▶ WHAT IS NEEDED: Pick out every line in the data below that holds "Waves".

▶ Structured figure records:
====================
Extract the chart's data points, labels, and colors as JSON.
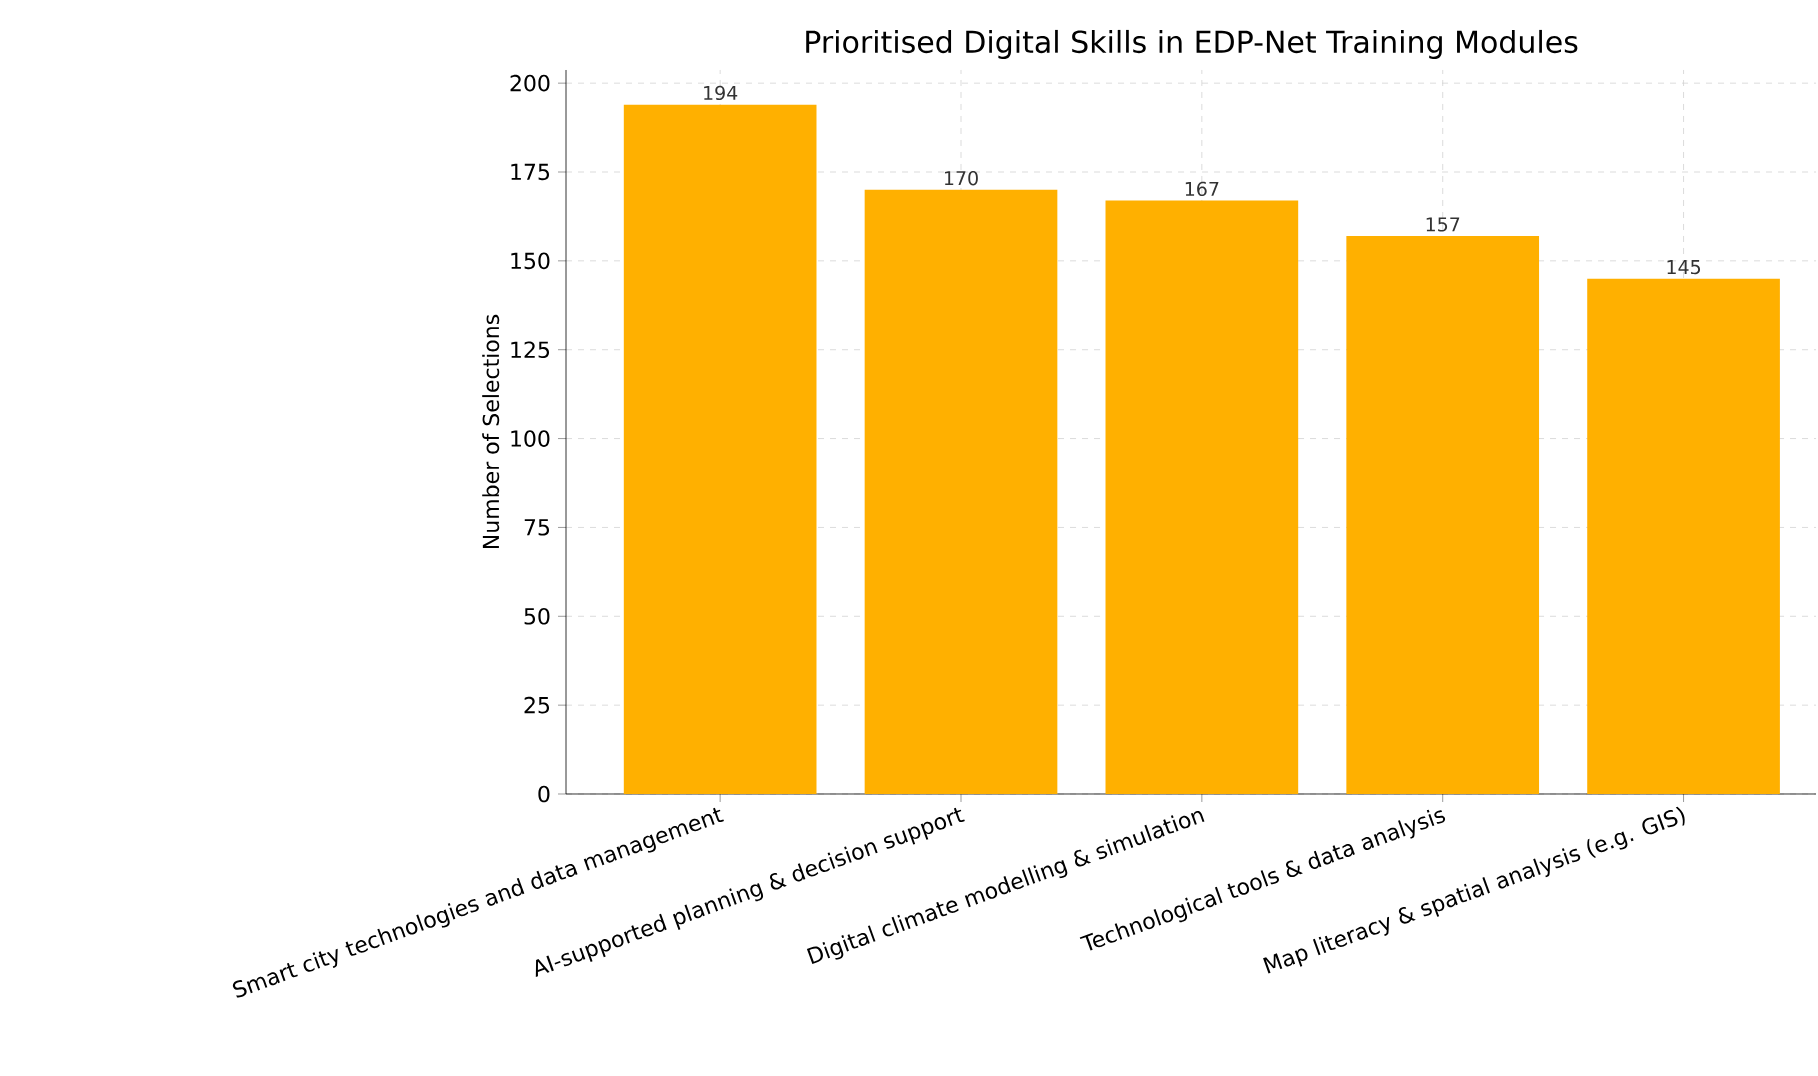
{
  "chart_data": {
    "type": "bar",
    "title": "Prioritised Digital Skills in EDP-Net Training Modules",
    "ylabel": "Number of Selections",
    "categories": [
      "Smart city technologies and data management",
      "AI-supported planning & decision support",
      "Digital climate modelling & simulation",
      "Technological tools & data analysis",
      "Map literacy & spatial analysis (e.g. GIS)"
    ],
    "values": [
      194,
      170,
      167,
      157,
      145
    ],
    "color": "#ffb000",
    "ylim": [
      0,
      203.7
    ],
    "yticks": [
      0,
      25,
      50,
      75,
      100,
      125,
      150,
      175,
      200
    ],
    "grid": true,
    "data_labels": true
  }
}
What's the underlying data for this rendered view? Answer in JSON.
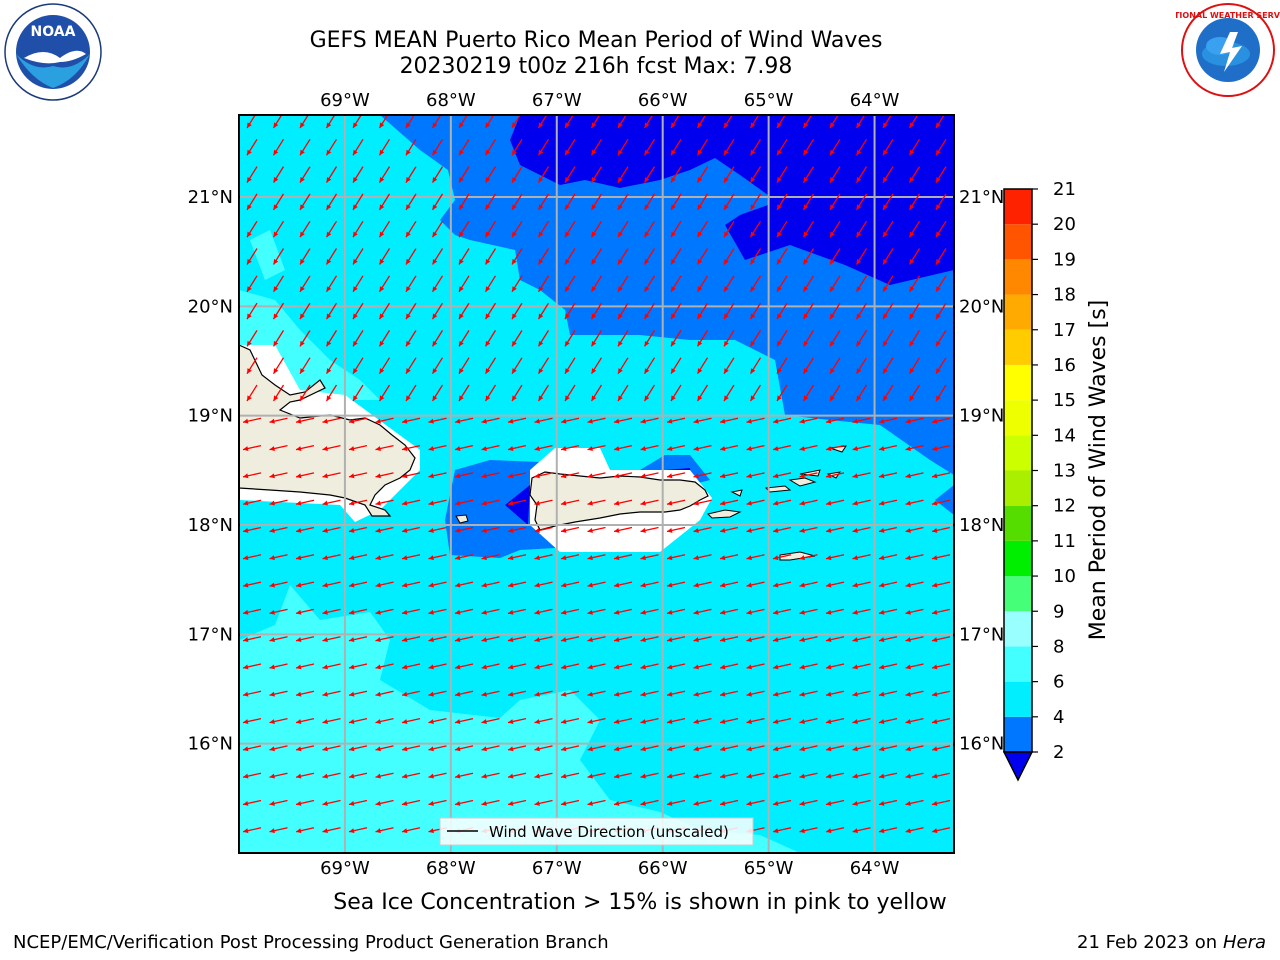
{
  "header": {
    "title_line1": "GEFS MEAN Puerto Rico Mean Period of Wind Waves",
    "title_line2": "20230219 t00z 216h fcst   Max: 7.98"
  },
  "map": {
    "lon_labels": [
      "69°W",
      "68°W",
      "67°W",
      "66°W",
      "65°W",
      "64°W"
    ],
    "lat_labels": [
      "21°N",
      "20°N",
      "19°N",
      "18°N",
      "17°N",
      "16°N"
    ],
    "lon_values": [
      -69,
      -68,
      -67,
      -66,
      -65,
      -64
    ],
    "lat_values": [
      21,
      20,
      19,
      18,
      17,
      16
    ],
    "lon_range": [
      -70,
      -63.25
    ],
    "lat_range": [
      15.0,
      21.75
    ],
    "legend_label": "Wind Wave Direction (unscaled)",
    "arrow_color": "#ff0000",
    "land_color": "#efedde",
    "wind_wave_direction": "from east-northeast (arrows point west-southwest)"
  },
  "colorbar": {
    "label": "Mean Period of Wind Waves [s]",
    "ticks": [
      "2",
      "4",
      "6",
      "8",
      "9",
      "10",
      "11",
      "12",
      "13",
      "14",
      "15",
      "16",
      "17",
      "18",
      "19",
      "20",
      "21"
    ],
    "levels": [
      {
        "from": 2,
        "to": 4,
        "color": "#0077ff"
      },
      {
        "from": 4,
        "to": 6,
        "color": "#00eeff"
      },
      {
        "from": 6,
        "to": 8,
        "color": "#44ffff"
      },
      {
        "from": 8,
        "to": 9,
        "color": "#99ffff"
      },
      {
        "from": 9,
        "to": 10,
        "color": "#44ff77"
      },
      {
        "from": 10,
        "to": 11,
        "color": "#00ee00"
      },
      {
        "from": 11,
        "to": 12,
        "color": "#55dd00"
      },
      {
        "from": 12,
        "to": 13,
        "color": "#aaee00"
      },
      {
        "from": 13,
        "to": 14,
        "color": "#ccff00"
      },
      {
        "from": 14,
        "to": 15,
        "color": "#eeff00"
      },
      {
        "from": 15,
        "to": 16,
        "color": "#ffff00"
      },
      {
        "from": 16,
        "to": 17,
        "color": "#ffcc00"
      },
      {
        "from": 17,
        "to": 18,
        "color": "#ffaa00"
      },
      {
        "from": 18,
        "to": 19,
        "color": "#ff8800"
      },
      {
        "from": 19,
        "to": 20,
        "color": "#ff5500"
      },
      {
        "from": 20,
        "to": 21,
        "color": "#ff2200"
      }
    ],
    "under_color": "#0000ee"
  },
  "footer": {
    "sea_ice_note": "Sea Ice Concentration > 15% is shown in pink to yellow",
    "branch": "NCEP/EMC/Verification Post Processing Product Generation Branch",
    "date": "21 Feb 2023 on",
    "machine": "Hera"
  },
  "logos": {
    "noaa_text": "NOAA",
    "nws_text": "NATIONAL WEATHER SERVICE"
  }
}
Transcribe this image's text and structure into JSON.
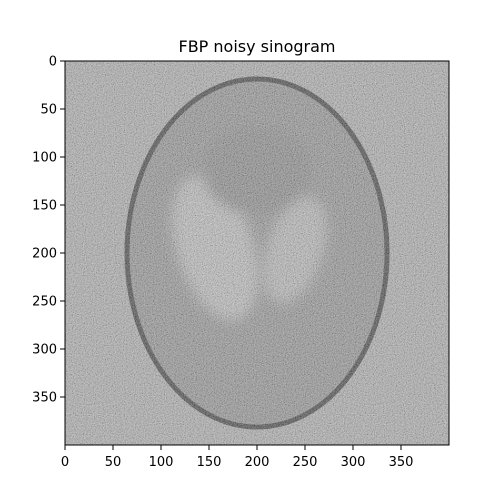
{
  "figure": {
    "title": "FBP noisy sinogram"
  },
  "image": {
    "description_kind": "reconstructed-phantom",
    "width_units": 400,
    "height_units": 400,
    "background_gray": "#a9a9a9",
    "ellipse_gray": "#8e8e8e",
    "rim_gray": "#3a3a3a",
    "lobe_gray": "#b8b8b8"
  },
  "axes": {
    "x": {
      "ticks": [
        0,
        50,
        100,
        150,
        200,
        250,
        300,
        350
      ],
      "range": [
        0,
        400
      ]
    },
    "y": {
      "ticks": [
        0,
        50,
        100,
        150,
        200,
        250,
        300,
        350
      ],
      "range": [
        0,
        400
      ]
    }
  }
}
====================
▶ SOLUTION BELOW:
    "title_line1": "GEFS MEAN Puerto Rico Mean Period of Wind Waves",
    "label": "Mean Period of Wind Waves [s]",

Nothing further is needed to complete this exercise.